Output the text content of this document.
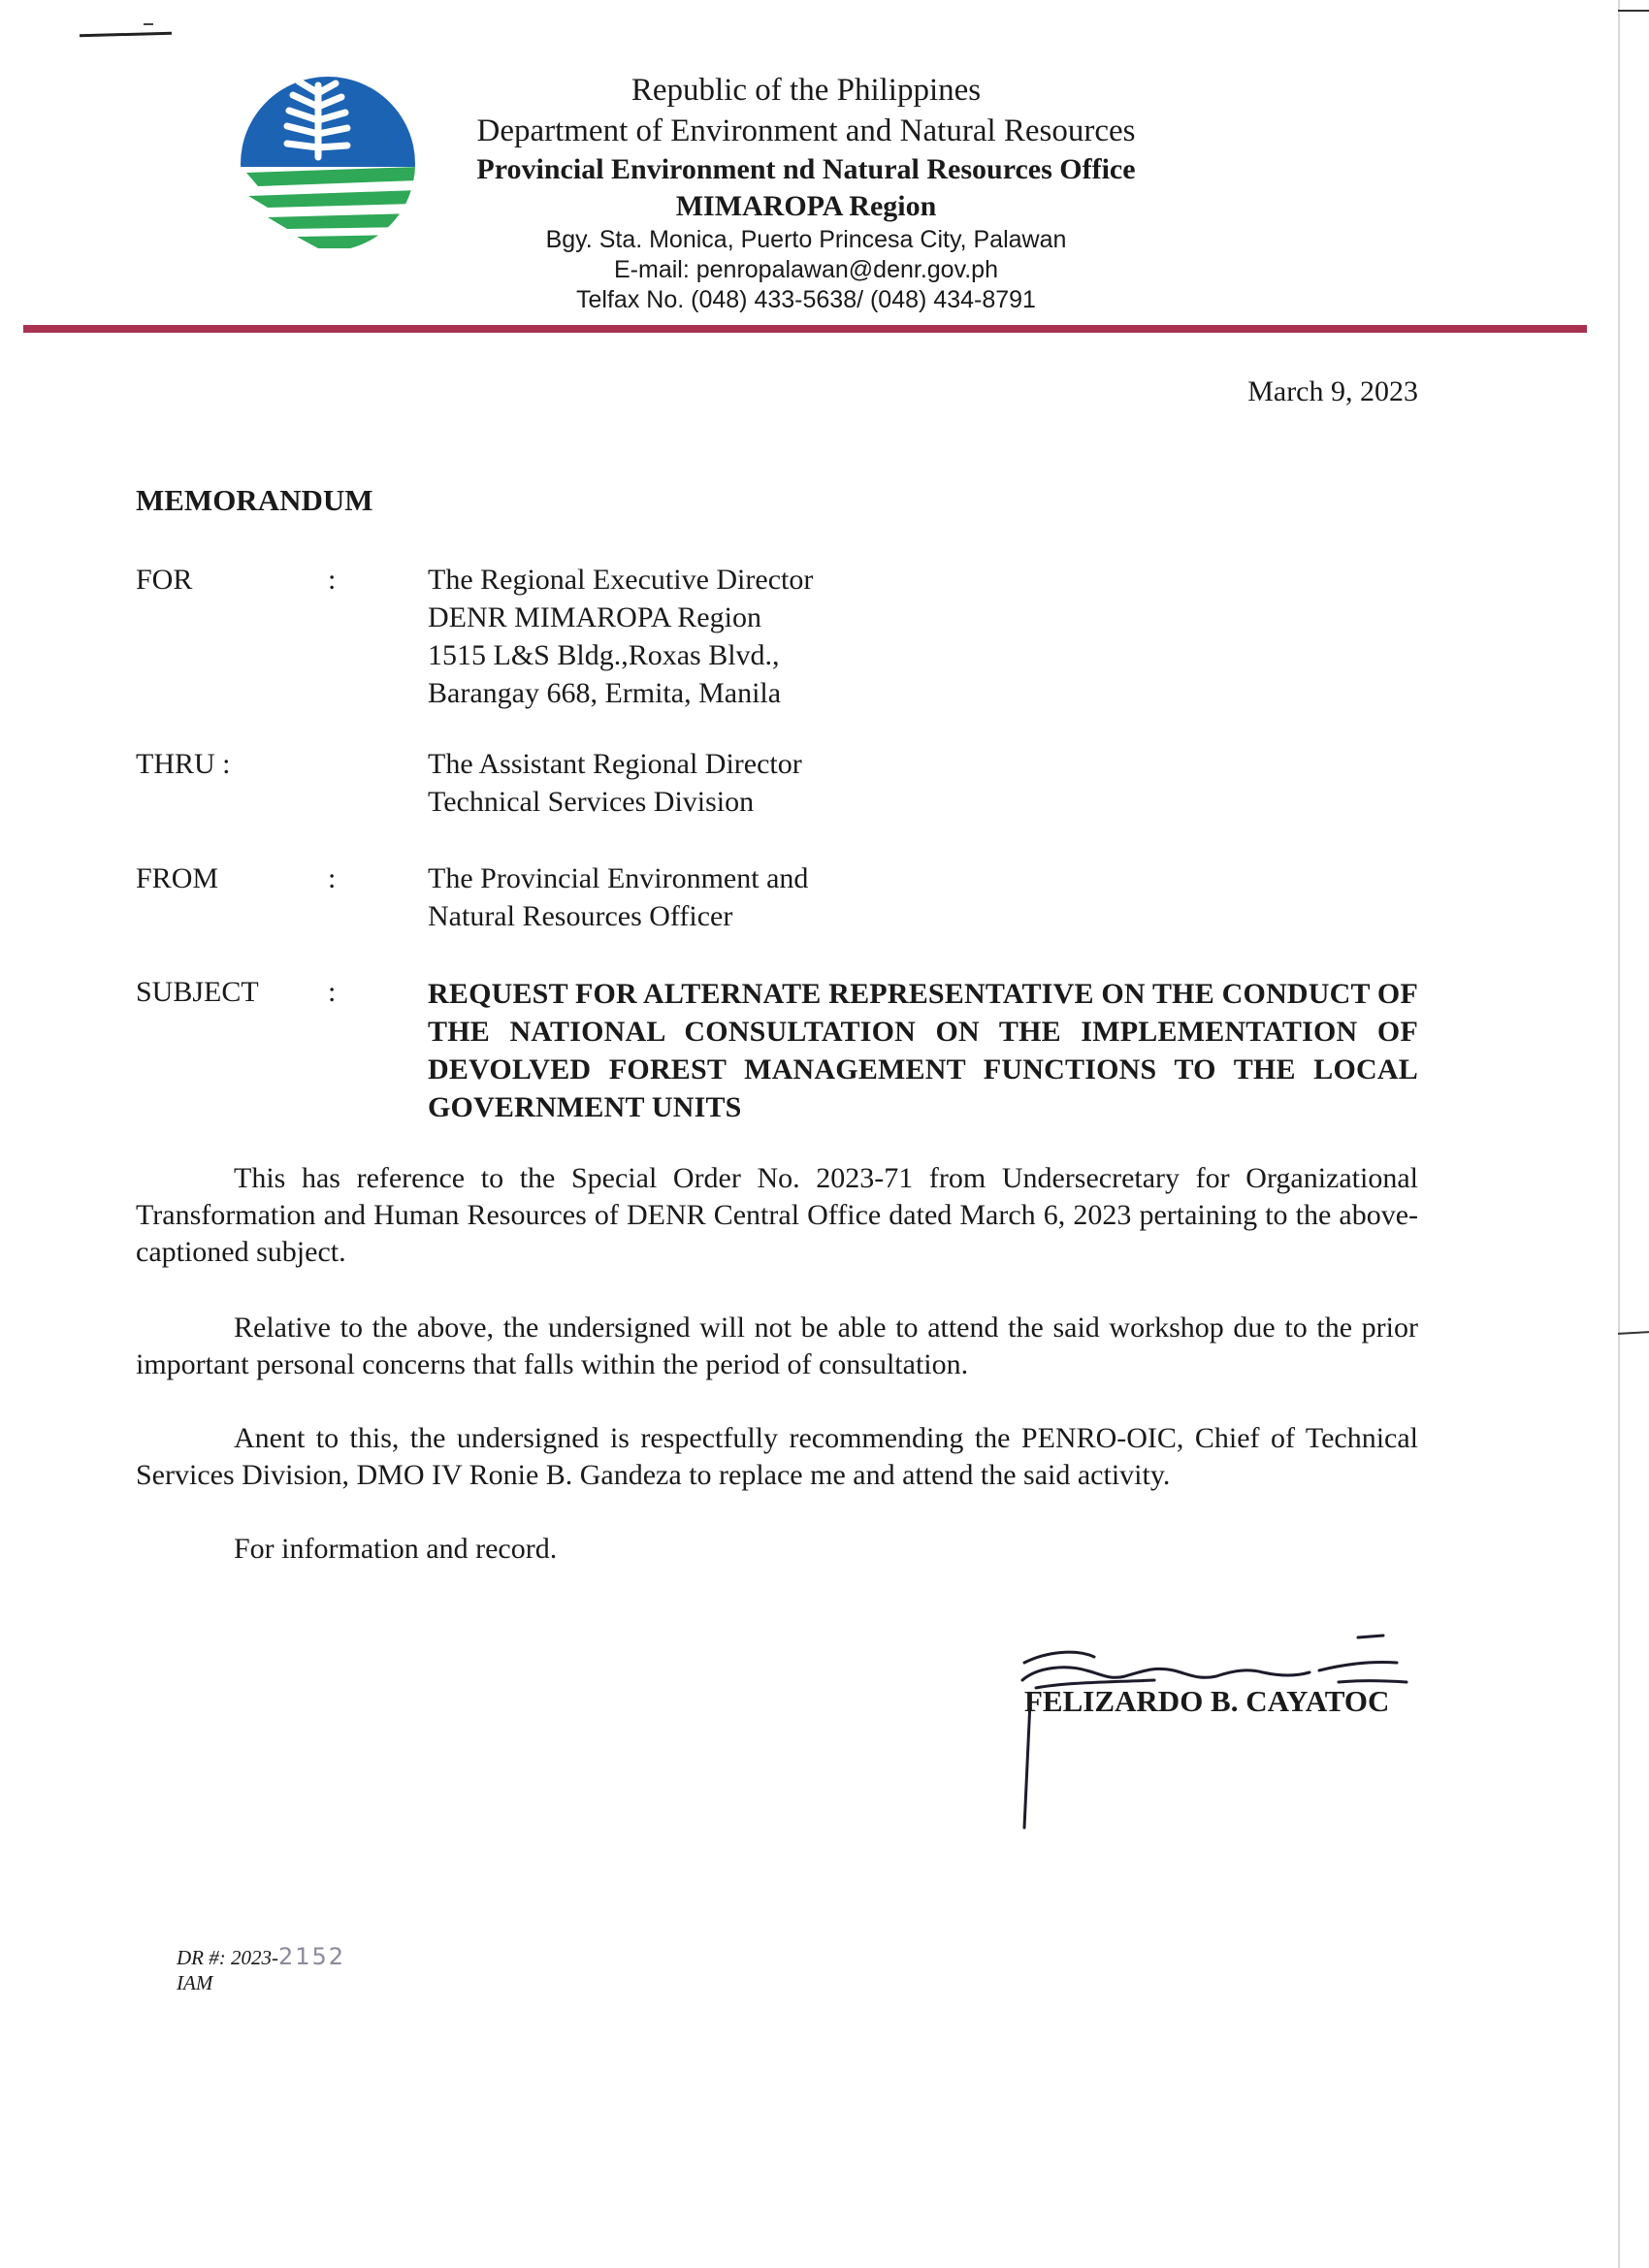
Republic of the Philippines
Department of Environment and Natural Resources
Provincial Environment nd Natural Resources Office
MIMAROPA Region
Bgy. Sta. Monica, Puerto Princesa City, Palawan
E-mail: penropalawan@denr.gov.ph
Telfax No. (048) 433-5638/ (048) 434-8791
March 9, 2023
MEMORANDUM
FOR	:	The Regional Executive Director
DENR MIMAROPA Region
1515 L&S Bldg.,Roxas Blvd.,
Barangay 668, Ermita, Manila
THRU :	The Assistant Regional Director
Technical Services Division
FROM	:	The Provincial Environment and
Natural Resources Officer
SUBJECT :	REQUEST FOR ALTERNATE REPRESENTATIVE ON THE CONDUCT OF THE NATIONAL CONSULTATION ON THE IMPLEMENTATION OF DEVOLVED FOREST MANAGEMENT FUNCTIONS TO THE LOCAL GOVERNMENT UNITS
This has reference to the Special Order No. 2023-71 from Undersecretary for Organizational Transformation and Human Resources of DENR Central Office dated March 6, 2023 pertaining to the above-captioned subject.
Relative to the above, the undersigned will not be able to attend the said workshop due to the prior important personal concerns that falls within the period of consultation.
Anent to this, the undersigned is respectfully recommending the PENRO-OIC, Chief of Technical Services Division, DMO IV Ronie B. Gandeza to replace me and attend the said activity.
For information and record.
FELIZARDO B. CAYATOC
DR #: 2023-2152
IAM
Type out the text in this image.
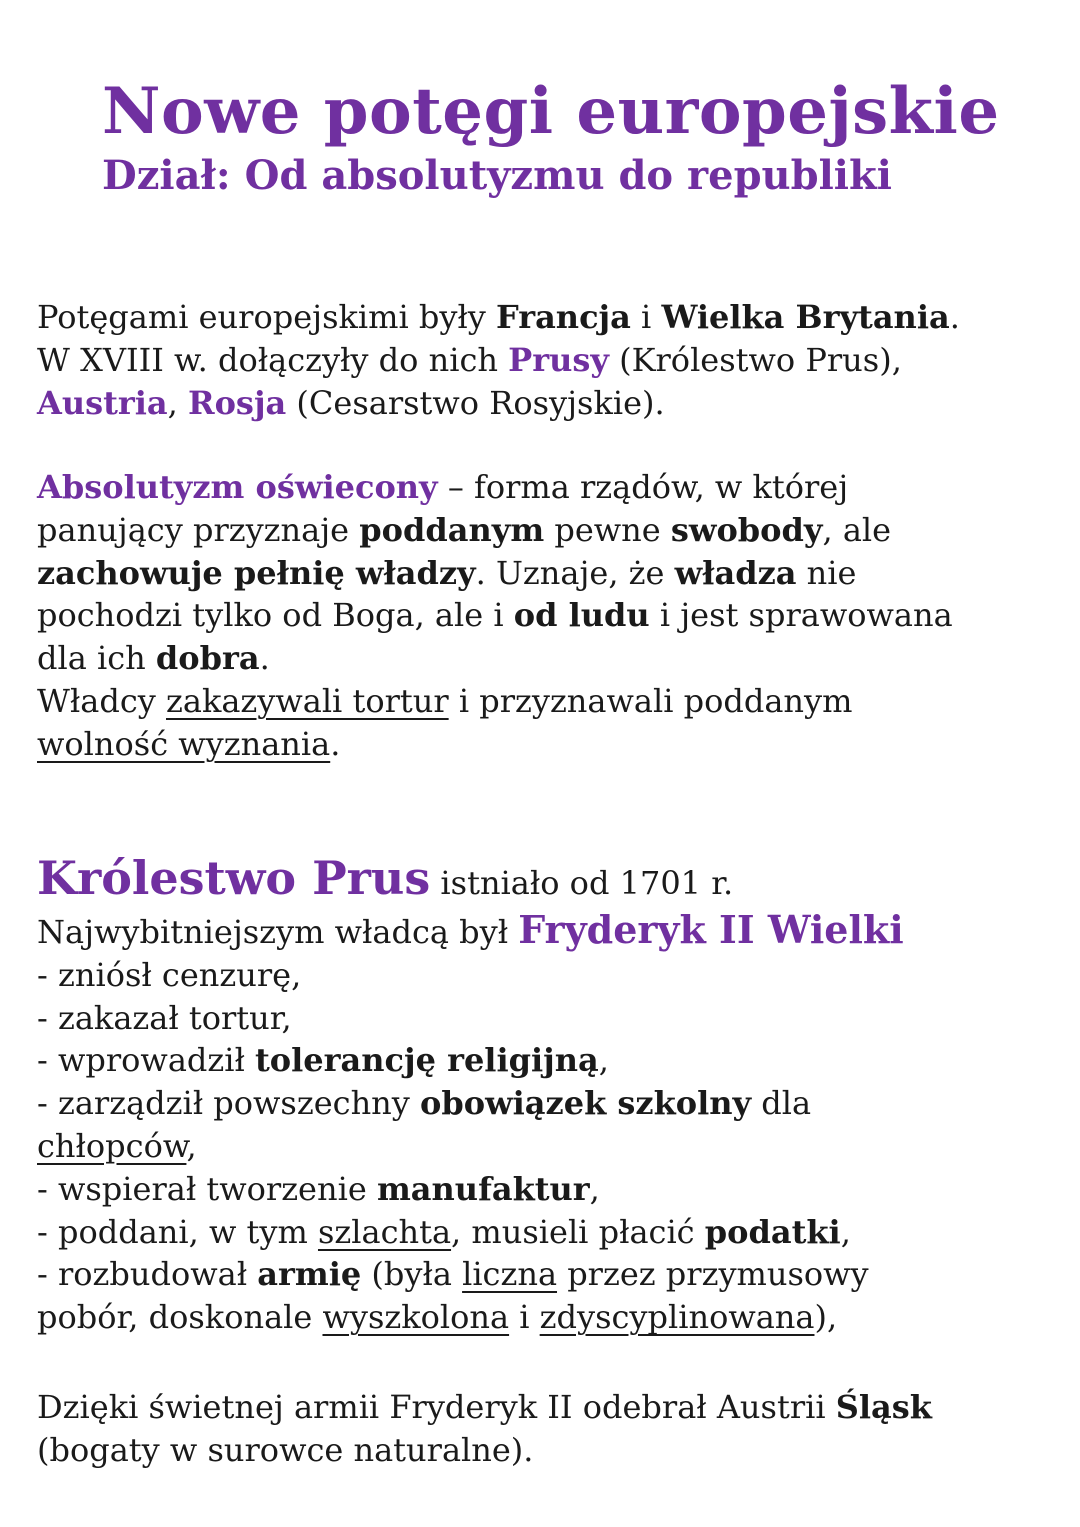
Nowe potęgi europejskie
Dział: Od absolutyzmu do republiki

Potęgami europejskimi były Francja i Wielka Brytania.

W XVIII w. dołączyły do nich Prusy (Królestwo Prus),

Austria, Rosja (Cesarstwo Rosyjskie).

Absolutyzm oświecony – forma rządów, w której

panujący przyznaje poddanym pewne swobody, ale

zachowuje pełnię władzy. Uznaje, że władza nie

pochodzi tylko od Boga, ale i od ludu i jest sprawowana

dla ich dobra.

Władcy zakazywali tortur i przyznawali poddanym

wolność wyznania.

Królestwo Prus istniało od 1701 r.

Najwybitniejszym władcą był Fryderyk II Wielki

- zniósł cenzurę,

- zakazał tortur,

- wprowadził tolerancję religijną,

- zarządził powszechny obowiązek szkolny dla

chłopców,

- wspierał tworzenie manufaktur,

- poddani, w tym szlachta, musieli płacić podatki,

- rozbudował armię (była liczna przez przymusowy

pobór, doskonale wyszkolona i zdyscyplinowana),

Dzięki świetnej armii Fryderyk II odebrał Austrii Śląsk

(bogaty w surowce naturalne).
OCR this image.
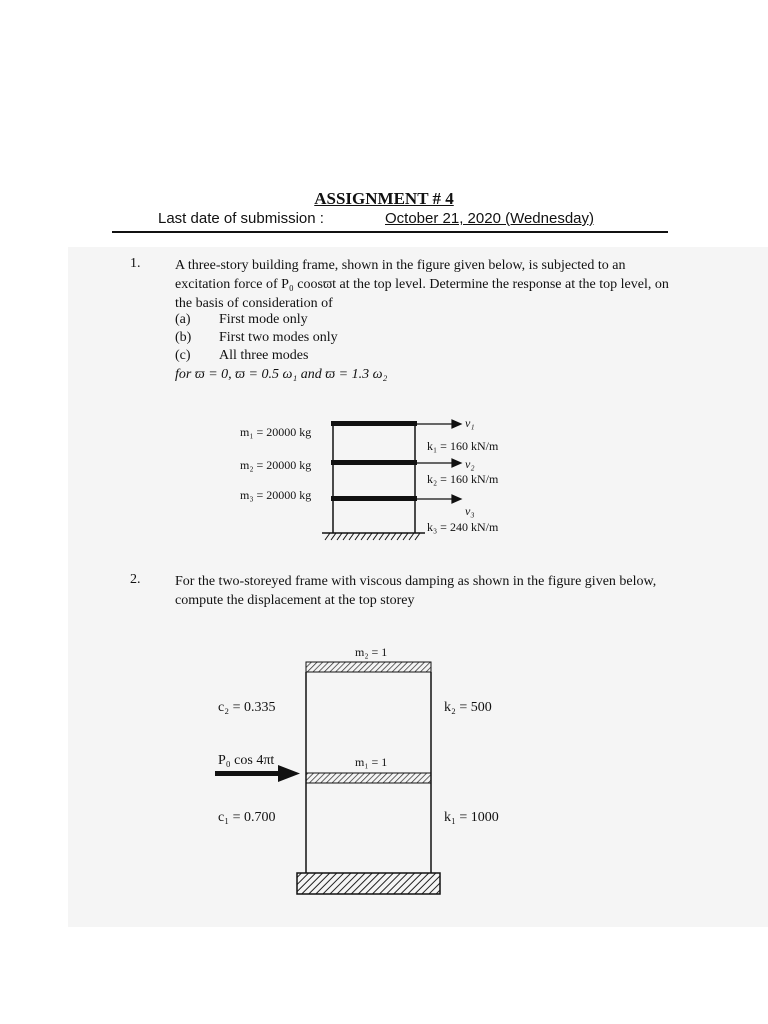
ASSIGNMENT # 4
Last date of submission :	October 21, 2020 (Wednesday)
1. A three-story building frame, shown in the figure given below, is subjected to an excitation force of P₀ coosϖt at the top level. Determine the response at the top level, on the basis of consideration of

(a) First mode only
(b) First two modes only
(c) All three modes
for ϖ = 0, ϖ = 0.5 ω₁ and ϖ = 1.3 ω₂
m₁ = 20000 kg
m₂ = 20000 kg
m₃ = 20000 kg
v₁
v₂
v₃
k₁ = 160 kN/m
k₂ = 160 kN/m
k₃ = 240 kN/m
2. For the two-storeyed frame with viscous damping as shown in the figure given below, compute the displacement at the top storey

m₂ = 1
m₁ = 1
c₂ = 0.335
c₁ = 0.700
k₂ = 500
k₁ = 1000
P₀ cos 4πt
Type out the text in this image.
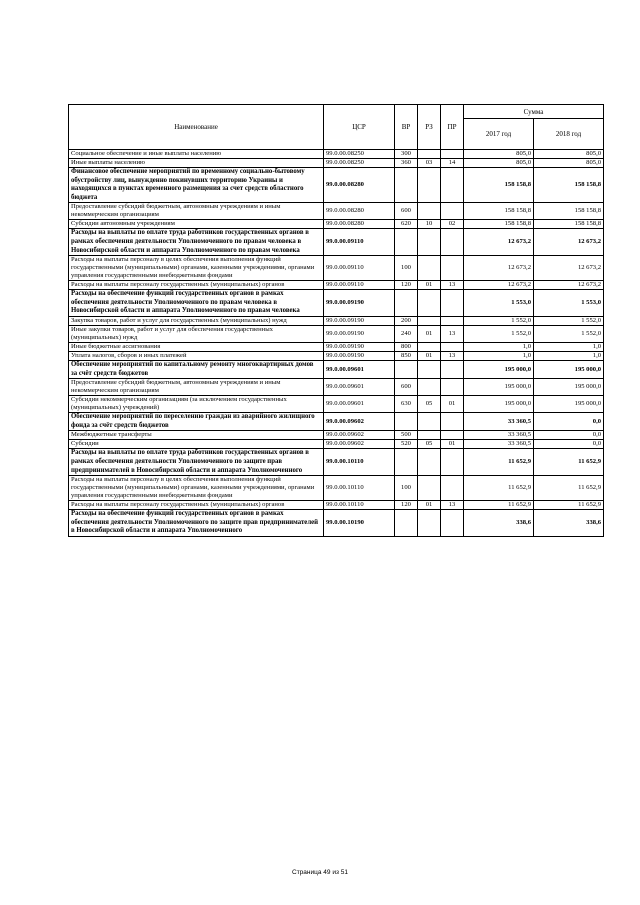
Наименование	ЦСР	ВР	РЗ	ПР	Сумма	
					2017 год	2018 год
Социальное обеспечение и иные выплаты населению	99.0.00.08250	300			805,0	805,0
Иные выплаты населению	99.0.00.08250	360	03	14	805,0	805,0
Финансовое обеспечение мероприятий по временному социально-бытовому обустройству лиц, вынужденно покинувших территорию Украины и находящихся в пунктах временного размещения за счет средств областного бюджета	99.0.00.08280				158 158,8	158 158,8
Предоставление субсидий бюджетным, автономным учреждениям и иным некоммерческим организациям	99.0.00.08280	600			158 158,8	158 158,8
Субсидии автономным учреждениям	99.0.00.08280	620	10	02	158 158,8	158 158,8
Расходы на выплаты по оплате труда работников государственных органов в рамках обеспечения деятельности Уполномоченного по правам человека в Новосибирской области и аппарата Уполномоченного по правам человека	99.0.00.09110				12 673,2	12 673,2
Расходы на выплаты персоналу в целях обеспечения выполнения функций государственными (муниципальными) органами, казенными учреждениями, органами управления государственными внебюджетными фондами	99.0.00.09110	100			12 673,2	12 673,2
Расходы на выплаты персоналу государственных (муниципальных) органов	99.0.00.09110	120	01	13	12 673,2	12 673,2
Расходы на обеспечение функций государственных органов в рамках обеспечения деятельности Уполномоченного по правам человека в Новосибирской области и аппарата Уполномоченного по правам человека	99.0.00.09190				1 553,0	1 553,0
Закупка товаров, работ и услуг для государственных (муниципальных) нужд	99.0.00.09190	200			1 552,0	1 552,0
Иные закупки товаров, работ и услуг для обеспечения государственных (муниципальных) нужд	99.0.00.09190	240	01	13	1 552,0	1 552,0
Иные бюджетные ассигнования	99.0.00.09190	800			1,0	1,0
Уплата налогов, сборов и иных платежей	99.0.00.09190	850	01	13	1,0	1,0
Обеспечение мероприятий по капитальному ремонту многоквартирных домов за счёт средств бюджетов	99.0.00.09601				195 000,0	195 000,0
Предоставление субсидий бюджетным, автономным учреждениям и иным некоммерческим организациям	99.0.00.09601	600			195 000,0	195 000,0
Субсидии некоммерческим организациям (за исключением государственных (муниципальных) учреждений)	99.0.00.09601	630	05	01	195 000,0	195 000,0
Обеспечение мероприятий по переселению граждан из аварийного жилищного фонда за счёт средств бюджетов	99.0.00.09602				33 360,5	0,0
Межбюджетные трансферты	99.0.00.09602	500			33 360,5	0,0
Субсидии	99.0.00.09602	520	05	01	33 360,5	0,0
Расходы на выплаты по оплате труда работников государственных органов в рамках обеспечения деятельности Уполномоченного по защите прав предпринимателей в Новосибирской области и аппарата Уполномоченного	99.0.00.10110				11 652,9	11 652,9
Расходы на выплаты персоналу в целях обеспечения выполнения функций государственными (муниципальными) органами, казенными учреждениями, органами управления государственными внебюджетными фондами	99.0.00.10110	100			11 652,9	11 652,9
Расходы на выплаты персоналу государственных (муниципальных) органов	99.0.00.10110	120	01	13	11 652,9	11 652,9
Расходы на обеспечение функций государственных органов в рамках обеспечения деятельности Уполномоченного по защите прав предпринимателей в Новосибирской области и аппарата Уполномоченного	99.0.00.10190				338,6	338,6
Страница 49 из 51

▸ Required work:
Scan the listing above and identify each line holding the string "персоналу"; copy every such line.

▸ Problem solution:
Расходы на выплаты персоналу в целях обеспечения выполнения функций государственными (муниципальными) органами, казенными учреждениями, органами управления государственными внебюджетными фондами	99.0.00.09110	100			12 673,2	12 673,2
Расходы на выплаты персоналу государственных (муниципальных) органов	99.0.00.09110	120	01	13	12 673,2	12 673,2
Расходы на выплаты персоналу в целях обеспечения выполнения функций государственными (муниципальными) органами, казенными учреждениями, органами управления государственными внебюджетными фондами	99.0.00.10110	100			11 652,9	11 652,9
Расходы на выплаты персоналу государственных (муниципальных) органов	99.0.00.10110	120	01	13	11 652,9	11 652,9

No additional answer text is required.